• Written task:
In the listing below, find every line containing "Break" and copy it out.

• Record set:
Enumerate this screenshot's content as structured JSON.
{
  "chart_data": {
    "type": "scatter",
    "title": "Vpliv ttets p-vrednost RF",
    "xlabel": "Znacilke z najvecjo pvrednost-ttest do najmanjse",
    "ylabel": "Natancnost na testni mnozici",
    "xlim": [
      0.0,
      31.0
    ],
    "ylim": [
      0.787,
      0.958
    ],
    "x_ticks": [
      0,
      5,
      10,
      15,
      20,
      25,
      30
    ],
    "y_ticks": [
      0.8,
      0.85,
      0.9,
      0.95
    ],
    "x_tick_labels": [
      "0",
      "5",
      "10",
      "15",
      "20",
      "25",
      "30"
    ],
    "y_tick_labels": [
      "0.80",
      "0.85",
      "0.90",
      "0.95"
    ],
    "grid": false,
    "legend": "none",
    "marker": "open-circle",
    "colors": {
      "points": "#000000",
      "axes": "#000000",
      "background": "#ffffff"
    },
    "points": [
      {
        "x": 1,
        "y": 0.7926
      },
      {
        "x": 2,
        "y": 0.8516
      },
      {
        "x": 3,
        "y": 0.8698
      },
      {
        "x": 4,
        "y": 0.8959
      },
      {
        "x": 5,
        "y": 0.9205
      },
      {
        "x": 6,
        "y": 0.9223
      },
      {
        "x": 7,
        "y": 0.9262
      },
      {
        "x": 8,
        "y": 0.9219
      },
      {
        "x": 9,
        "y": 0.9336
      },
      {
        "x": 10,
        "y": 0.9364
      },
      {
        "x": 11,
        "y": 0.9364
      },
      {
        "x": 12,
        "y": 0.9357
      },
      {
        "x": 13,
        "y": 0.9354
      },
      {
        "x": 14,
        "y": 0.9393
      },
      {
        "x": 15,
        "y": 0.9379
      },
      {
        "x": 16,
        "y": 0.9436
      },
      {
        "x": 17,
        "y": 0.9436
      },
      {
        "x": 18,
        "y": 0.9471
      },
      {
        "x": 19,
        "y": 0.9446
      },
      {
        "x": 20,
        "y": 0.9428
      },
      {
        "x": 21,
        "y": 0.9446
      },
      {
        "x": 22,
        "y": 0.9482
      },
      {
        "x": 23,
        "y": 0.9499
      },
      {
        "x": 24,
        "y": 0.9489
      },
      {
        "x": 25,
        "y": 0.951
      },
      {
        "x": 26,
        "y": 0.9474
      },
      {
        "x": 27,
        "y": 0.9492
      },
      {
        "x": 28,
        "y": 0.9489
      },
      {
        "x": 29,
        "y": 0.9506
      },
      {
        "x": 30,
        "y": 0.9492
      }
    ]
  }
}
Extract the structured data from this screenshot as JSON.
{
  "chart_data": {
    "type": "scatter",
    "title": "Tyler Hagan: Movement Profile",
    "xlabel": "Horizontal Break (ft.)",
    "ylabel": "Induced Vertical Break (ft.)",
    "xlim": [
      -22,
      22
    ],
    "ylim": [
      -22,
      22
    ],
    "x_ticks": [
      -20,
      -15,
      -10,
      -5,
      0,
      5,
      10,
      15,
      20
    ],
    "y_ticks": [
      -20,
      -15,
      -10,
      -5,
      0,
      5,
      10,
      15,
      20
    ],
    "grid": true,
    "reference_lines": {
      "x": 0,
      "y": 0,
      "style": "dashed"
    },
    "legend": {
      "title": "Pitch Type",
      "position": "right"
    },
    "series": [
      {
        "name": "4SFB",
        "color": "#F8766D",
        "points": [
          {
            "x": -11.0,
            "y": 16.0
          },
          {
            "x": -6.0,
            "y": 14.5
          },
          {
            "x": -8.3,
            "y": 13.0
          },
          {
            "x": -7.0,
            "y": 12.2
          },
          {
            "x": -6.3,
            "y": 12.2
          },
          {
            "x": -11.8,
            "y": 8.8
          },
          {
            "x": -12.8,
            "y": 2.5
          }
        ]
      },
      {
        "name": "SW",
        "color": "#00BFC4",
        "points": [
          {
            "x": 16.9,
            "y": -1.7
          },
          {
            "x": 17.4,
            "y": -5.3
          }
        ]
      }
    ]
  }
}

• Answer to this problem:
    "xlabel": "Horizontal Break (ft.)",
    "ylabel": "Induced Vertical Break (ft.)",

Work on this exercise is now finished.